*Given exercise:* Return the listing below word for word.

*Records provided:*
════════════════

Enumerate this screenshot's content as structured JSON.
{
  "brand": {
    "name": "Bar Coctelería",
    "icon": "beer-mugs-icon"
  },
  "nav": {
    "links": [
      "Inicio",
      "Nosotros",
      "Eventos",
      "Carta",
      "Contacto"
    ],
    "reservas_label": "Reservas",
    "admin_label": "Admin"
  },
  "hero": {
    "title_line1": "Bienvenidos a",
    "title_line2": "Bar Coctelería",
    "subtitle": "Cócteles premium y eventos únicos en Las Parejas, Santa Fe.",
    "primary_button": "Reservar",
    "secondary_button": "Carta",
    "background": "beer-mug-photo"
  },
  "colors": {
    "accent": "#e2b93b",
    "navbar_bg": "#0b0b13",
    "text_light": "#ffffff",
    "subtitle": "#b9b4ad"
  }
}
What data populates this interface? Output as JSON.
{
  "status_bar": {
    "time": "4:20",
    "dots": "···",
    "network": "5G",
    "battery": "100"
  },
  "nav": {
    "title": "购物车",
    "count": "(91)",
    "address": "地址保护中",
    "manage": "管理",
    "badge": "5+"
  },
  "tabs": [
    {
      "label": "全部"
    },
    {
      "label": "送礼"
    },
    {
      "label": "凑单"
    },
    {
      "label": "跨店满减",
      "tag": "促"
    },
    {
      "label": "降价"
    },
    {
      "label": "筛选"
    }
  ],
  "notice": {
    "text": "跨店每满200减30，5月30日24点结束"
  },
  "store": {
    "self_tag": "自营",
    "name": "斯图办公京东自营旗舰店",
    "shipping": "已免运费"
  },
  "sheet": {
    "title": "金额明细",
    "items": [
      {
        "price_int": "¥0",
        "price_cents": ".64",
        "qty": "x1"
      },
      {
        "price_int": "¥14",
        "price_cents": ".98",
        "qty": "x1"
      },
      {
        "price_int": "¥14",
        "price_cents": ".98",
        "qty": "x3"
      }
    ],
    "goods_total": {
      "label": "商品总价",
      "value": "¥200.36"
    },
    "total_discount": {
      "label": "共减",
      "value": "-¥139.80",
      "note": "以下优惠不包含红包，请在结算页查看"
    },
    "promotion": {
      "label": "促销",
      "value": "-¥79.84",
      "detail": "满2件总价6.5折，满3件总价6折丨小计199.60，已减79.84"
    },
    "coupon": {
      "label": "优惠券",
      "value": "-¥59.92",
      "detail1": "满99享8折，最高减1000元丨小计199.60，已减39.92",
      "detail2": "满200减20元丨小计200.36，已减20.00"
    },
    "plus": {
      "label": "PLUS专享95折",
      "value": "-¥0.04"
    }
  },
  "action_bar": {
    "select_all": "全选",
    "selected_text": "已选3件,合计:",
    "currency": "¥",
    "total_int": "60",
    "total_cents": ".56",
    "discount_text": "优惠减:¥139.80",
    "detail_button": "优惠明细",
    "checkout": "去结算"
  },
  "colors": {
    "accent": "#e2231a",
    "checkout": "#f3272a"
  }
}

════════════════

*Full output:*
Enumerate this screenshot's content as structured JSON.
{
  "brand": {
    "name": "Bar Coctelería",
    "icon": "beer-mugs-icon"
  },
  "nav": {
    "links": [
      "Inicio",
      "Nosotros",
      "Eventos",
      "Carta",
      "Contacto"
    ],
    "reservas_label": "Reservas",
    "admin_label": "Admin"
  },
  "hero": {
    "title_line1": "Bienvenidos a",
    "title_line2": "Bar Coctelería",
    "subtitle": "Cócteles premium y eventos únicos en Las Parejas, Santa Fe.",
    "primary_button": "Reservar",
    "secondary_button": "Carta",
    "background": "beer-mug-photo"
  },
  "colors": {
    "accent": "#e2b93b",
    "navbar_bg": "#0b0b13",
    "text_light": "#ffffff",
    "subtitle": "#b9b4ad"
  }
}
What data populates this interface? Output as JSON.
{
  "status_bar": {
    "time": "4:20",
    "dots": "···",
    "network": "5G",
    "battery": "100"
  },
  "nav": {
    "title": "购物车",
    "count": "(91)",
    "address": "地址保护中",
    "manage": "管理",
    "badge": "5+"
  },
  "tabs": [
    {
      "label": "全部"
    },
    {
      "label": "送礼"
    },
    {
      "label": "凑单"
    },
    {
      "label": "跨店满减",
      "tag": "促"
    },
    {
      "label": "降价"
    },
    {
      "label": "筛选"
    }
  ],
  "notice": {
    "text": "跨店每满200减30，5月30日24点结束"
  },
  "store": {
    "self_tag": "自营",
    "name": "斯图办公京东自营旗舰店",
    "shipping": "已免运费"
  },
  "sheet": {
    "title": "金额明细",
    "items": [
      {
        "price_int": "¥0",
        "price_cents": ".64",
        "qty": "x1"
      },
      {
        "price_int": "¥14",
        "price_cents": ".98",
        "qty": "x1"
      },
      {
        "price_int": "¥14",
        "price_cents": ".98",
        "qty": "x3"
      }
    ],
    "goods_total": {
      "label": "商品总价",
      "value": "¥200.36"
    },
    "total_discount": {
      "label": "共减",
      "value": "-¥139.80",
      "note": "以下优惠不包含红包，请在结算页查看"
    },
    "promotion": {
      "label": "促销",
      "value": "-¥79.84",
      "detail": "满2件总价6.5折，满3件总价6折丨小计199.60，已减79.84"
    },
    "coupon": {
      "label": "优惠券",
      "value": "-¥59.92",
      "detail1": "满99享8折，最高减1000元丨小计199.60，已减39.92",
      "detail2": "满200减20元丨小计200.36，已减20.00"
    },
    "plus": {
      "label": "PLUS专享95折",
      "value": "-¥0.04"
    }
  },
  "action_bar": {
    "select_all": "全选",
    "selected_text": "已选3件,合计:",
    "currency": "¥",
    "total_int": "60",
    "total_cents": ".56",
    "discount_text": "优惠减:¥139.80",
    "detail_button": "优惠明细",
    "checkout": "去结算"
  },
  "colors": {
    "accent": "#e2231a",
    "checkout": "#f3272a"
  }
}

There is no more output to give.